===== Information shown =====

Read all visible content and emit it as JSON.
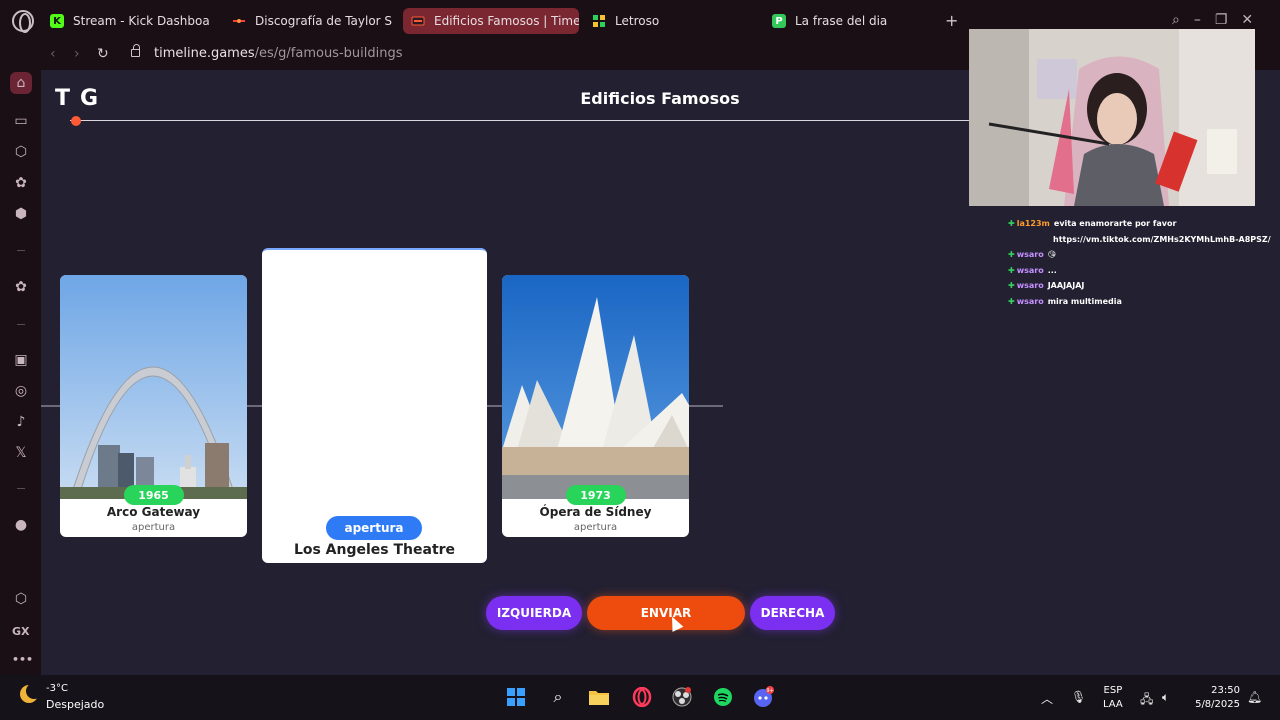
{
  "browser": {
    "tabs": [
      {
        "label": "Stream - Kick Dashboard",
        "favicon": "K",
        "favicon_color": "#53fc18",
        "active": false
      },
      {
        "label": "Discografía de Taylor Sw",
        "favicon": "",
        "favicon_color": "#ff3b3b",
        "active": false
      },
      {
        "label": "Edificios Famosos | Timel",
        "favicon": "",
        "favicon_color": "#ff5a36",
        "active": true
      },
      {
        "label": "Letroso",
        "favicon": "",
        "favicon_color": "#2ad15a",
        "active": false
      },
      {
        "label": "La frase del dia",
        "favicon": "P",
        "favicon_color": "#34c759",
        "active": false
      }
    ],
    "new_tab": "+",
    "url_host": "timeline.games",
    "url_path": "/es/g/famous-buildings"
  },
  "sidebar": {
    "gx_label": "GX",
    "more_label": "•••"
  },
  "game": {
    "logo": "TG",
    "title": "Edificios Famosos",
    "cards": [
      {
        "year": "1965",
        "name": "Arco Gateway",
        "category": "apertura"
      },
      {
        "year": "1973",
        "name": "Ópera de Sídney",
        "category": "apertura"
      }
    ],
    "active_card": {
      "category": "apertura",
      "name": "Los Angeles Theatre"
    },
    "buttons": {
      "left": "IZQUIERDA",
      "submit": "ENVIAR",
      "right": "DERECHA"
    },
    "colors": {
      "accent_orange": "#ee4c0f",
      "accent_purple": "#7b2ff0",
      "year_green": "#28d45a",
      "pill_blue": "#2f7bf5"
    }
  },
  "chat": [
    {
      "user": "la123m",
      "msg": "evita enamorarte por favor",
      "url": "https://vm.tiktok.com/ZMHs2KYMhLmhB-A8PSZ/"
    },
    {
      "user": "wsaro",
      "msg": "😘"
    },
    {
      "user": "wsaro",
      "msg": "..."
    },
    {
      "user": "wsaro",
      "msg": "JAAJAJAJ"
    },
    {
      "user": "wsaro",
      "msg": "mira multimedia"
    }
  ],
  "taskbar": {
    "temperature": "-3°C",
    "weather": "Despejado",
    "lang_line1": "ESP",
    "lang_line2": "LAA",
    "time": "23:50",
    "date": "5/8/2025",
    "discord_badge": "9+"
  }
}
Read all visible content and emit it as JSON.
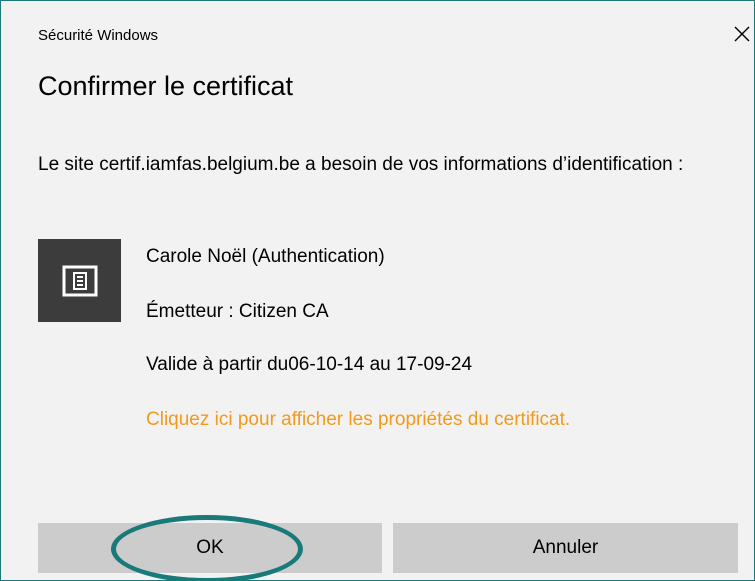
{
  "window": {
    "title": "Sécurité Windows"
  },
  "dialog": {
    "heading": "Confirmer le certificat",
    "message": "Le site certif.iamfas.belgium.be a besoin de vos informations d’identification :"
  },
  "certificate": {
    "icon": "certificate-card-icon",
    "name": "Carole Noël (Authentication)",
    "issuer": "Émetteur : Citizen CA",
    "validity": "Valide à partir du06-10-14 au 17-09-24",
    "properties_link": "Cliquez ici pour afficher les propriétés du certificat."
  },
  "buttons": {
    "ok": "OK",
    "cancel": "Annuler"
  },
  "colors": {
    "accent": "#1a7a7a",
    "link": "#f29a1b",
    "dialog_bg": "#f2f2f2",
    "button_bg": "#cccccc",
    "icon_bg": "#3c3c3c"
  },
  "icons": {
    "close": "close-icon"
  }
}
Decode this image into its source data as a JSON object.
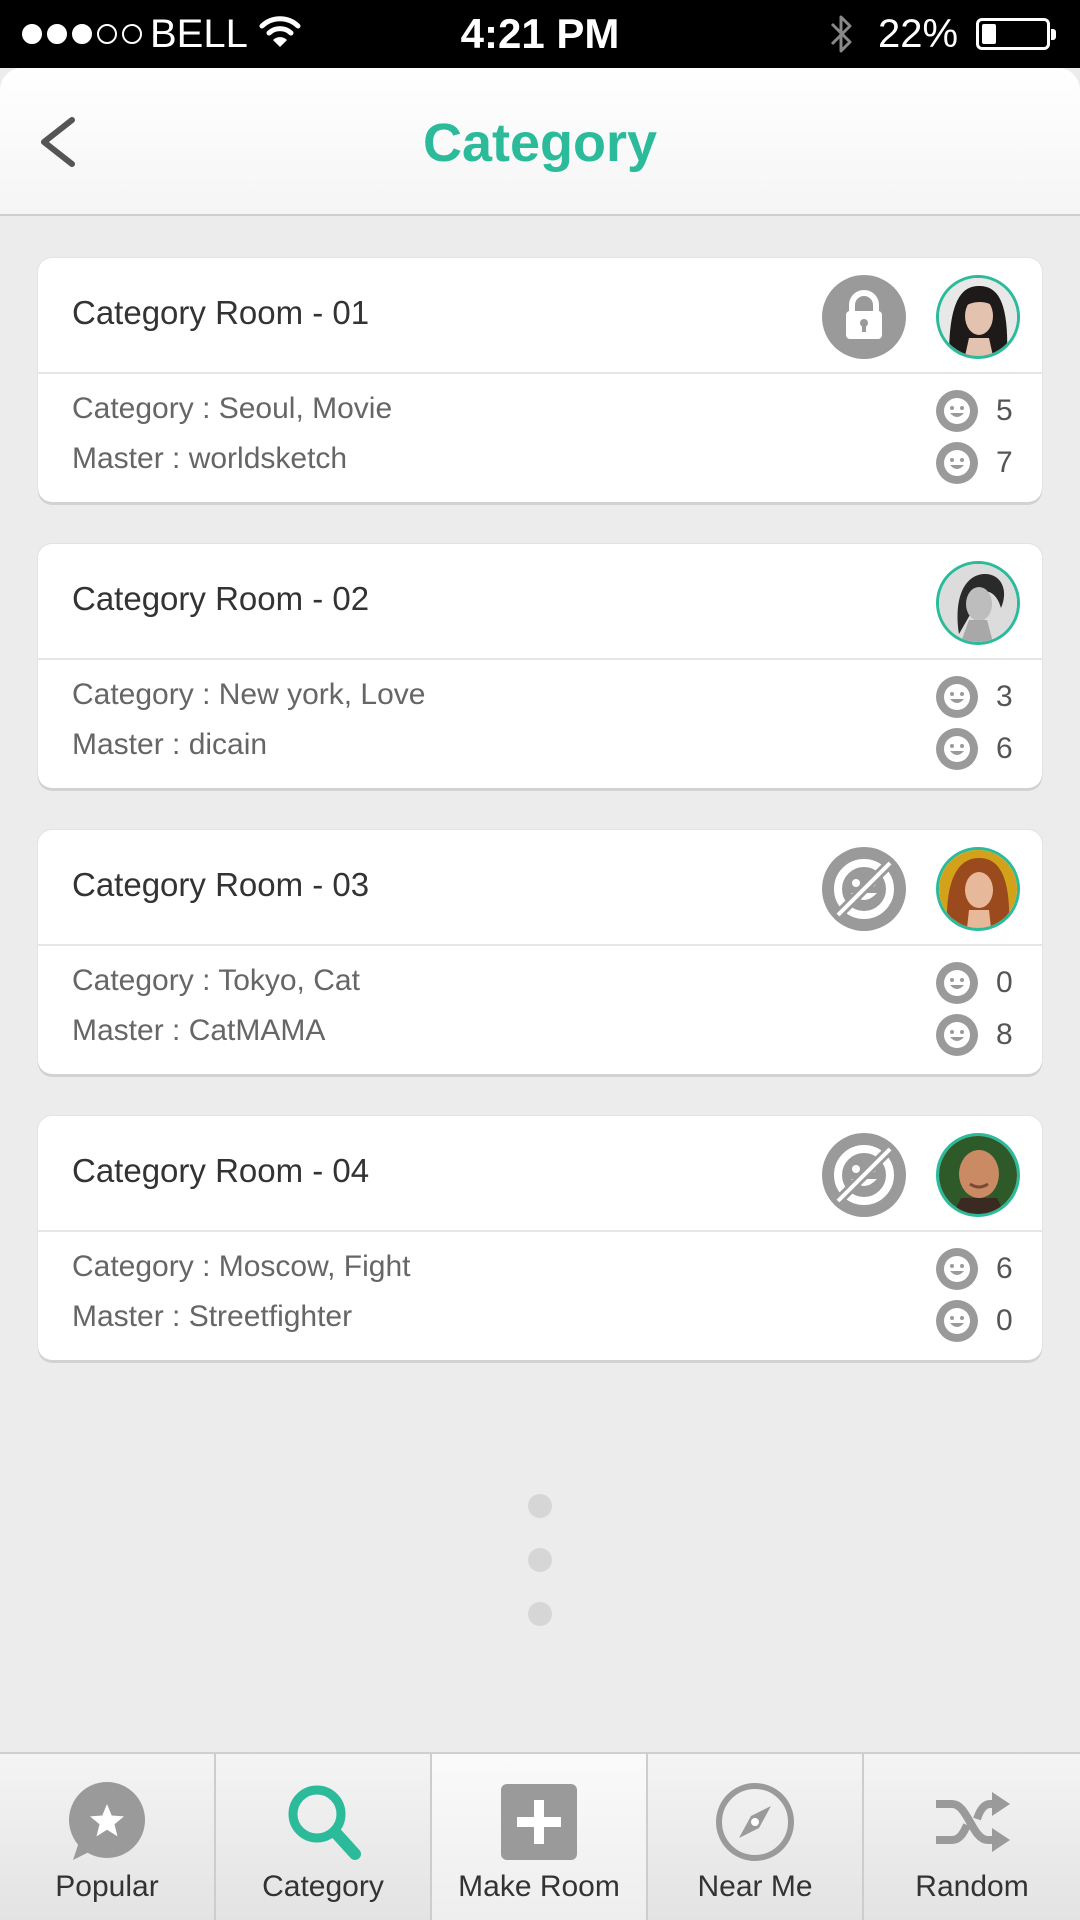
{
  "status_bar": {
    "carrier": "BELL",
    "time": "4:21 PM",
    "battery_percent": "22%",
    "battery_level": 0.22,
    "signal_bars_filled": 3,
    "signal_bars_total": 5
  },
  "nav": {
    "title": "Category",
    "back_icon": "chevron-left-icon"
  },
  "colors": {
    "accent": "#2bbb9a",
    "icon_gray": "#9a9a9a",
    "background": "#ececec"
  },
  "rooms": [
    {
      "title": "Category Room - 01",
      "status_icon": "lock-icon",
      "category_text": "Category : Seoul, Movie",
      "master_text": "Master : worldsketch",
      "count_1": "5",
      "count_2": "7"
    },
    {
      "title": "Category Room - 02",
      "status_icon": "",
      "category_text": "Category : New york, Love",
      "master_text": "Master : dicain",
      "count_1": "3",
      "count_2": "6"
    },
    {
      "title": "Category Room - 03",
      "status_icon": "no-members-icon",
      "category_text": "Category : Tokyo, Cat",
      "master_text": "Master : CatMAMA",
      "count_1": "0",
      "count_2": "8"
    },
    {
      "title": "Category Room - 04",
      "status_icon": "no-members-icon",
      "category_text": "Category : Moscow, Fight",
      "master_text": "Master : Streetfighter",
      "count_1": "6",
      "count_2": "0"
    }
  ],
  "tabs": [
    {
      "label": "Popular",
      "icon": "star-bubble-icon"
    },
    {
      "label": "Category",
      "icon": "search-icon",
      "active": true
    },
    {
      "label": "Make Room",
      "icon": "plus-icon"
    },
    {
      "label": "Near Me",
      "icon": "compass-icon"
    },
    {
      "label": "Random",
      "icon": "shuffle-icon"
    }
  ]
}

=====

In the records above, find the lines containing "certificate" and copy them.

  "certificate": {
    "icon": "certificate-card-icon",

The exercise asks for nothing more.